- _Task instructions_
Output every line of the material exactly, omitting images.

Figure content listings
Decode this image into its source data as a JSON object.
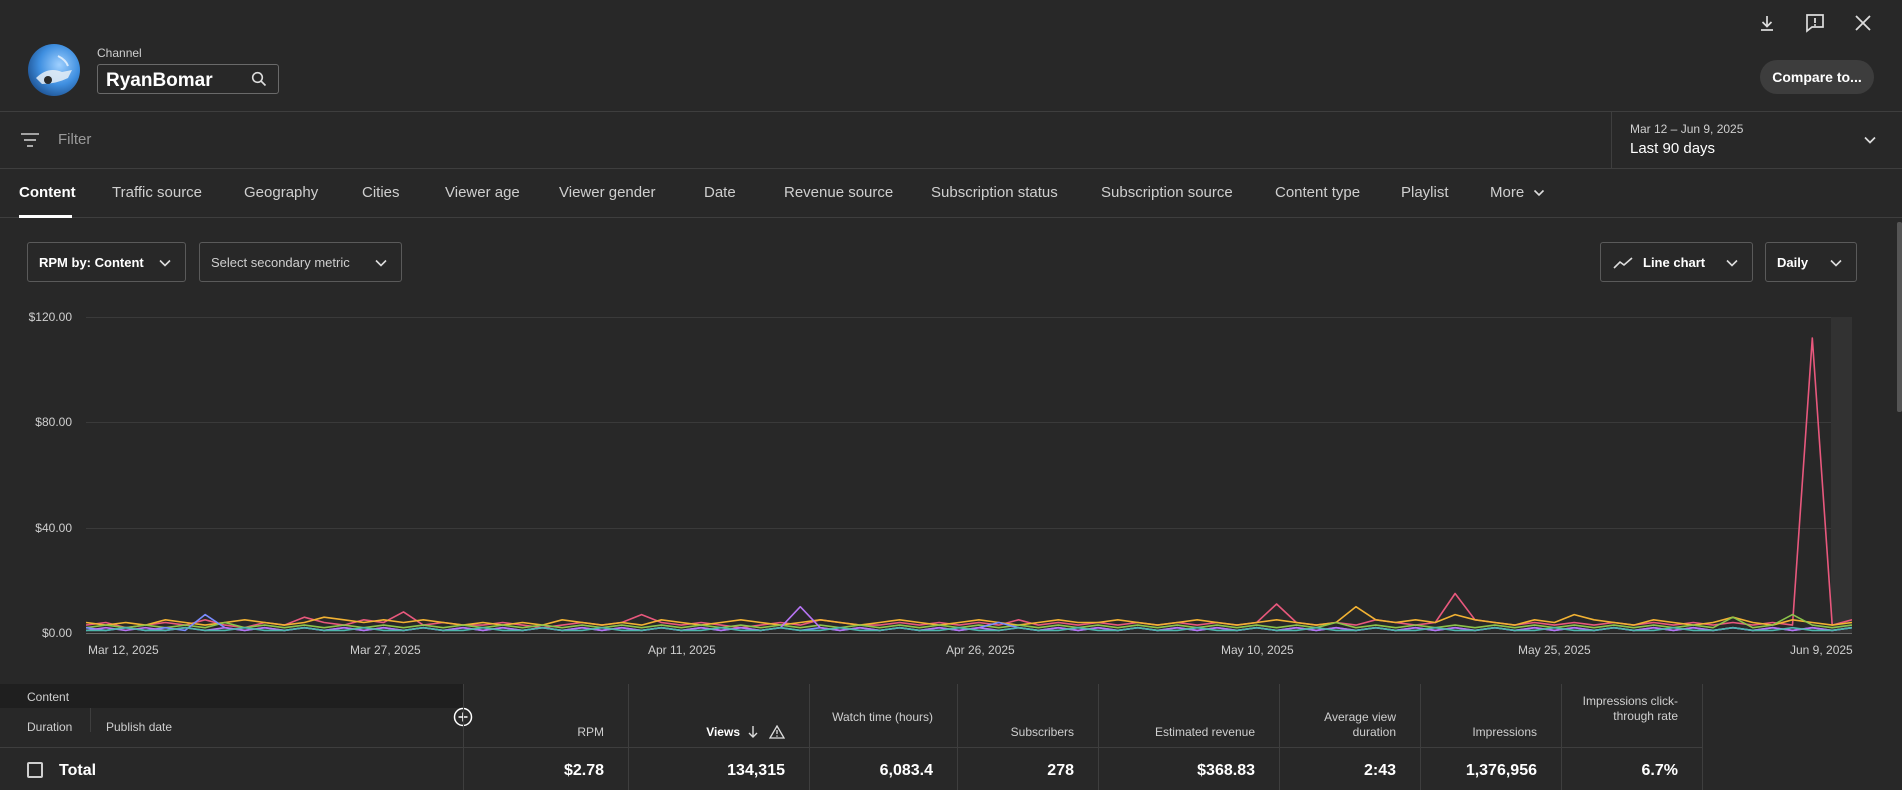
{
  "header": {
    "channel_caption": "Channel",
    "channel_name": "RyanBomar",
    "compare_label": "Compare to..."
  },
  "filter": {
    "placeholder": "Filter",
    "date_range": "Mar 12 – Jun 9, 2025",
    "date_label": "Last 90 days"
  },
  "tabs": [
    {
      "label": "Content",
      "active": true
    },
    {
      "label": "Traffic source"
    },
    {
      "label": "Geography"
    },
    {
      "label": "Cities"
    },
    {
      "label": "Viewer age"
    },
    {
      "label": "Viewer gender"
    },
    {
      "label": "Date"
    },
    {
      "label": "Revenue source"
    },
    {
      "label": "Subscription status"
    },
    {
      "label": "Subscription source"
    },
    {
      "label": "Content type"
    },
    {
      "label": "Playlist"
    },
    {
      "label": "More"
    }
  ],
  "controls": {
    "primary_metric": "RPM by: Content",
    "secondary_metric": "Select secondary metric",
    "chart_type": "Line chart",
    "granularity": "Daily"
  },
  "chart_data": {
    "type": "line",
    "y_ticks": [
      "$120.00",
      "$80.00",
      "$40.00",
      "$0.00"
    ],
    "ylim": [
      0,
      120
    ],
    "x_ticks": [
      "Mar 12, 2025",
      "Mar 27, 2025",
      "Apr 11, 2025",
      "Apr 26, 2025",
      "May 10, 2025",
      "May 25, 2025",
      "Jun 9, 2025"
    ],
    "num_days": 90,
    "series": [
      {
        "color": "#e8587d",
        "values": [
          3,
          4,
          2,
          3,
          4,
          3,
          5,
          3,
          2,
          4,
          3,
          6,
          4,
          3,
          5,
          4,
          8,
          3,
          4,
          3,
          3,
          4,
          3,
          2,
          3,
          4,
          3,
          4,
          7,
          4,
          3,
          4,
          3,
          2,
          3,
          4,
          3,
          5,
          4,
          3,
          3,
          4,
          3,
          4,
          3,
          4,
          3,
          5,
          3,
          4,
          3,
          4,
          3,
          4,
          3,
          4,
          3,
          4,
          3,
          4,
          11,
          4,
          3,
          4,
          3,
          5,
          4,
          3,
          4,
          15,
          5,
          4,
          3,
          4,
          3,
          4,
          3,
          4,
          3,
          4,
          3,
          4,
          3,
          4,
          3,
          4,
          3,
          112,
          3,
          5
        ]
      },
      {
        "color": "#f2b233",
        "values": [
          4,
          3,
          4,
          3,
          5,
          4,
          3,
          4,
          5,
          4,
          3,
          4,
          6,
          5,
          4,
          5,
          4,
          5,
          4,
          3,
          4,
          3,
          4,
          3,
          5,
          4,
          3,
          4,
          3,
          5,
          4,
          3,
          4,
          5,
          4,
          3,
          4,
          5,
          4,
          3,
          4,
          5,
          4,
          3,
          4,
          5,
          4,
          3,
          4,
          5,
          4,
          4,
          5,
          4,
          3,
          4,
          5,
          4,
          3,
          4,
          5,
          4,
          3,
          4,
          10,
          5,
          4,
          5,
          4,
          7,
          5,
          4,
          3,
          5,
          4,
          7,
          5,
          4,
          3,
          5,
          4,
          3,
          4,
          6,
          4,
          3,
          5,
          4,
          3,
          4
        ]
      },
      {
        "color": "#8bc34a",
        "values": [
          2,
          3,
          2,
          3,
          2,
          3,
          2,
          4,
          2,
          3,
          2,
          3,
          2,
          3,
          2,
          3,
          2,
          3,
          2,
          3,
          2,
          3,
          2,
          3,
          2,
          3,
          2,
          3,
          2,
          3,
          2,
          3,
          2,
          3,
          2,
          3,
          2,
          3,
          2,
          3,
          2,
          3,
          2,
          3,
          2,
          3,
          2,
          3,
          2,
          3,
          2,
          3,
          2,
          3,
          2,
          3,
          2,
          3,
          2,
          3,
          2,
          3,
          2,
          4,
          2,
          3,
          2,
          3,
          2,
          3,
          2,
          3,
          2,
          3,
          2,
          3,
          2,
          3,
          2,
          3,
          2,
          3,
          2,
          6,
          2,
          3,
          7,
          3,
          2,
          3
        ]
      },
      {
        "color": "#7a8cff",
        "values": [
          2,
          1,
          2,
          1,
          2,
          1,
          7,
          2,
          1,
          2,
          1,
          2,
          1,
          2,
          1,
          2,
          1,
          2,
          1,
          2,
          1,
          2,
          1,
          2,
          1,
          2,
          1,
          2,
          1,
          2,
          1,
          2,
          1,
          2,
          1,
          2,
          1,
          2,
          1,
          2,
          1,
          2,
          1,
          2,
          1,
          2,
          4,
          2,
          1,
          2,
          1,
          2,
          1,
          2,
          1,
          2,
          1,
          2,
          1,
          2,
          1,
          2,
          1,
          2,
          1,
          2,
          1,
          2,
          1,
          2,
          1,
          2,
          1,
          2,
          1,
          2,
          1,
          2,
          1,
          2,
          1,
          2,
          1,
          2,
          1,
          2,
          1,
          2,
          1,
          2
        ]
      },
      {
        "color": "#b774f4",
        "values": [
          1,
          2,
          1,
          2,
          1,
          2,
          1,
          2,
          1,
          2,
          1,
          2,
          1,
          2,
          1,
          2,
          1,
          2,
          1,
          2,
          1,
          2,
          1,
          2,
          1,
          2,
          1,
          2,
          1,
          2,
          1,
          2,
          1,
          2,
          1,
          2,
          10,
          2,
          1,
          2,
          1,
          2,
          1,
          2,
          1,
          2,
          1,
          2,
          1,
          2,
          1,
          2,
          1,
          2,
          1,
          2,
          1,
          2,
          1,
          2,
          1,
          2,
          1,
          2,
          1,
          2,
          1,
          2,
          1,
          2,
          1,
          2,
          1,
          2,
          1,
          2,
          1,
          2,
          1,
          2,
          1,
          2,
          1,
          2,
          1,
          2,
          1,
          2,
          1,
          2
        ]
      },
      {
        "color": "#4db6ac",
        "values": [
          1,
          1,
          2,
          1,
          1,
          2,
          1,
          1,
          2,
          1,
          1,
          2,
          1,
          1,
          2,
          1,
          1,
          2,
          1,
          1,
          2,
          1,
          1,
          2,
          1,
          1,
          2,
          1,
          1,
          2,
          1,
          1,
          2,
          1,
          1,
          2,
          1,
          1,
          2,
          1,
          1,
          2,
          1,
          1,
          2,
          1,
          1,
          2,
          1,
          1,
          2,
          1,
          1,
          2,
          1,
          1,
          2,
          1,
          1,
          2,
          1,
          1,
          2,
          1,
          1,
          2,
          1,
          1,
          2,
          1,
          1,
          2,
          1,
          1,
          2,
          1,
          1,
          2,
          1,
          1,
          2,
          1,
          1,
          2,
          1,
          1,
          2,
          1,
          1,
          2
        ]
      }
    ]
  },
  "table": {
    "col_content": "Content",
    "col_duration": "Duration",
    "col_publish": "Publish date",
    "headers": [
      {
        "label": "RPM"
      },
      {
        "label": "Views",
        "sorted": true
      },
      {
        "label": "Watch time (hours)"
      },
      {
        "label": "Subscribers"
      },
      {
        "label": "Estimated revenue"
      },
      {
        "label": "Average view duration"
      },
      {
        "label": "Impressions"
      },
      {
        "label": "Impressions click-through rate"
      }
    ],
    "total_label": "Total",
    "totals": [
      "$2.78",
      "134,315",
      "6,083.4",
      "278",
      "$368.83",
      "2:43",
      "1,376,956",
      "6.7%"
    ]
  }
}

- _Reply to the task_
Decode this image into its source data as a JSON object.
{
  "header": {
    "channel_caption": "Channel",
    "channel_name": "RyanBomar",
    "compare_label": "Compare to..."
  },
  "filter": {
    "placeholder": "Filter",
    "date_range": "Mar 12 – Jun 9, 2025",
    "date_label": "Last 90 days"
  },
  "tabs": [
    {
      "label": "Content",
      "active": true
    },
    {
      "label": "Traffic source"
    },
    {
      "label": "Geography"
    },
    {
      "label": "Cities"
    },
    {
      "label": "Viewer age"
    },
    {
      "label": "Viewer gender"
    },
    {
      "label": "Date"
    },
    {
      "label": "Revenue source"
    },
    {
      "label": "Subscription status"
    },
    {
      "label": "Subscription source"
    },
    {
      "label": "Content type"
    },
    {
      "label": "Playlist"
    },
    {
      "label": "More"
    }
  ],
  "controls": {
    "primary_metric": "RPM by: Content",
    "secondary_metric": "Select secondary metric",
    "chart_type": "Line chart",
    "granularity": "Daily"
  },
  "chart_data": {
    "type": "line",
    "y_ticks": [
      "$120.00",
      "$80.00",
      "$40.00",
      "$0.00"
    ],
    "ylim": [
      0,
      120
    ],
    "x_ticks": [
      "Mar 12, 2025",
      "Mar 27, 2025",
      "Apr 11, 2025",
      "Apr 26, 2025",
      "May 10, 2025",
      "May 25, 2025",
      "Jun 9, 2025"
    ],
    "num_days": 90,
    "series": [
      {
        "color": "#e8587d",
        "values": [
          3,
          4,
          2,
          3,
          4,
          3,
          5,
          3,
          2,
          4,
          3,
          6,
          4,
          3,
          5,
          4,
          8,
          3,
          4,
          3,
          3,
          4,
          3,
          2,
          3,
          4,
          3,
          4,
          7,
          4,
          3,
          4,
          3,
          2,
          3,
          4,
          3,
          5,
          4,
          3,
          3,
          4,
          3,
          4,
          3,
          4,
          3,
          5,
          3,
          4,
          3,
          4,
          3,
          4,
          3,
          4,
          3,
          4,
          3,
          4,
          11,
          4,
          3,
          4,
          3,
          5,
          4,
          3,
          4,
          15,
          5,
          4,
          3,
          4,
          3,
          4,
          3,
          4,
          3,
          4,
          3,
          4,
          3,
          4,
          3,
          4,
          3,
          112,
          3,
          5
        ]
      },
      {
        "color": "#f2b233",
        "values": [
          4,
          3,
          4,
          3,
          5,
          4,
          3,
          4,
          5,
          4,
          3,
          4,
          6,
          5,
          4,
          5,
          4,
          5,
          4,
          3,
          4,
          3,
          4,
          3,
          5,
          4,
          3,
          4,
          3,
          5,
          4,
          3,
          4,
          5,
          4,
          3,
          4,
          5,
          4,
          3,
          4,
          5,
          4,
          3,
          4,
          5,
          4,
          3,
          4,
          5,
          4,
          4,
          5,
          4,
          3,
          4,
          5,
          4,
          3,
          4,
          5,
          4,
          3,
          4,
          10,
          5,
          4,
          5,
          4,
          7,
          5,
          4,
          3,
          5,
          4,
          7,
          5,
          4,
          3,
          5,
          4,
          3,
          4,
          6,
          4,
          3,
          5,
          4,
          3,
          4
        ]
      },
      {
        "color": "#8bc34a",
        "values": [
          2,
          3,
          2,
          3,
          2,
          3,
          2,
          4,
          2,
          3,
          2,
          3,
          2,
          3,
          2,
          3,
          2,
          3,
          2,
          3,
          2,
          3,
          2,
          3,
          2,
          3,
          2,
          3,
          2,
          3,
          2,
          3,
          2,
          3,
          2,
          3,
          2,
          3,
          2,
          3,
          2,
          3,
          2,
          3,
          2,
          3,
          2,
          3,
          2,
          3,
          2,
          3,
          2,
          3,
          2,
          3,
          2,
          3,
          2,
          3,
          2,
          3,
          2,
          4,
          2,
          3,
          2,
          3,
          2,
          3,
          2,
          3,
          2,
          3,
          2,
          3,
          2,
          3,
          2,
          3,
          2,
          3,
          2,
          6,
          2,
          3,
          7,
          3,
          2,
          3
        ]
      },
      {
        "color": "#7a8cff",
        "values": [
          2,
          1,
          2,
          1,
          2,
          1,
          7,
          2,
          1,
          2,
          1,
          2,
          1,
          2,
          1,
          2,
          1,
          2,
          1,
          2,
          1,
          2,
          1,
          2,
          1,
          2,
          1,
          2,
          1,
          2,
          1,
          2,
          1,
          2,
          1,
          2,
          1,
          2,
          1,
          2,
          1,
          2,
          1,
          2,
          1,
          2,
          4,
          2,
          1,
          2,
          1,
          2,
          1,
          2,
          1,
          2,
          1,
          2,
          1,
          2,
          1,
          2,
          1,
          2,
          1,
          2,
          1,
          2,
          1,
          2,
          1,
          2,
          1,
          2,
          1,
          2,
          1,
          2,
          1,
          2,
          1,
          2,
          1,
          2,
          1,
          2,
          1,
          2,
          1,
          2
        ]
      },
      {
        "color": "#b774f4",
        "values": [
          1,
          2,
          1,
          2,
          1,
          2,
          1,
          2,
          1,
          2,
          1,
          2,
          1,
          2,
          1,
          2,
          1,
          2,
          1,
          2,
          1,
          2,
          1,
          2,
          1,
          2,
          1,
          2,
          1,
          2,
          1,
          2,
          1,
          2,
          1,
          2,
          10,
          2,
          1,
          2,
          1,
          2,
          1,
          2,
          1,
          2,
          1,
          2,
          1,
          2,
          1,
          2,
          1,
          2,
          1,
          2,
          1,
          2,
          1,
          2,
          1,
          2,
          1,
          2,
          1,
          2,
          1,
          2,
          1,
          2,
          1,
          2,
          1,
          2,
          1,
          2,
          1,
          2,
          1,
          2,
          1,
          2,
          1,
          2,
          1,
          2,
          1,
          2,
          1,
          2
        ]
      },
      {
        "color": "#4db6ac",
        "values": [
          1,
          1,
          2,
          1,
          1,
          2,
          1,
          1,
          2,
          1,
          1,
          2,
          1,
          1,
          2,
          1,
          1,
          2,
          1,
          1,
          2,
          1,
          1,
          2,
          1,
          1,
          2,
          1,
          1,
          2,
          1,
          1,
          2,
          1,
          1,
          2,
          1,
          1,
          2,
          1,
          1,
          2,
          1,
          1,
          2,
          1,
          1,
          2,
          1,
          1,
          2,
          1,
          1,
          2,
          1,
          1,
          2,
          1,
          1,
          2,
          1,
          1,
          2,
          1,
          1,
          2,
          1,
          1,
          2,
          1,
          1,
          2,
          1,
          1,
          2,
          1,
          1,
          2,
          1,
          1,
          2,
          1,
          1,
          2,
          1,
          1,
          2,
          1,
          1,
          2
        ]
      }
    ]
  },
  "table": {
    "col_content": "Content",
    "col_duration": "Duration",
    "col_publish": "Publish date",
    "headers": [
      {
        "label": "RPM"
      },
      {
        "label": "Views",
        "sorted": true
      },
      {
        "label": "Watch time (hours)"
      },
      {
        "label": "Subscribers"
      },
      {
        "label": "Estimated revenue"
      },
      {
        "label": "Average view duration"
      },
      {
        "label": "Impressions"
      },
      {
        "label": "Impressions click-through rate"
      }
    ],
    "total_label": "Total",
    "totals": [
      "$2.78",
      "134,315",
      "6,083.4",
      "278",
      "$368.83",
      "2:43",
      "1,376,956",
      "6.7%"
    ]
  }
}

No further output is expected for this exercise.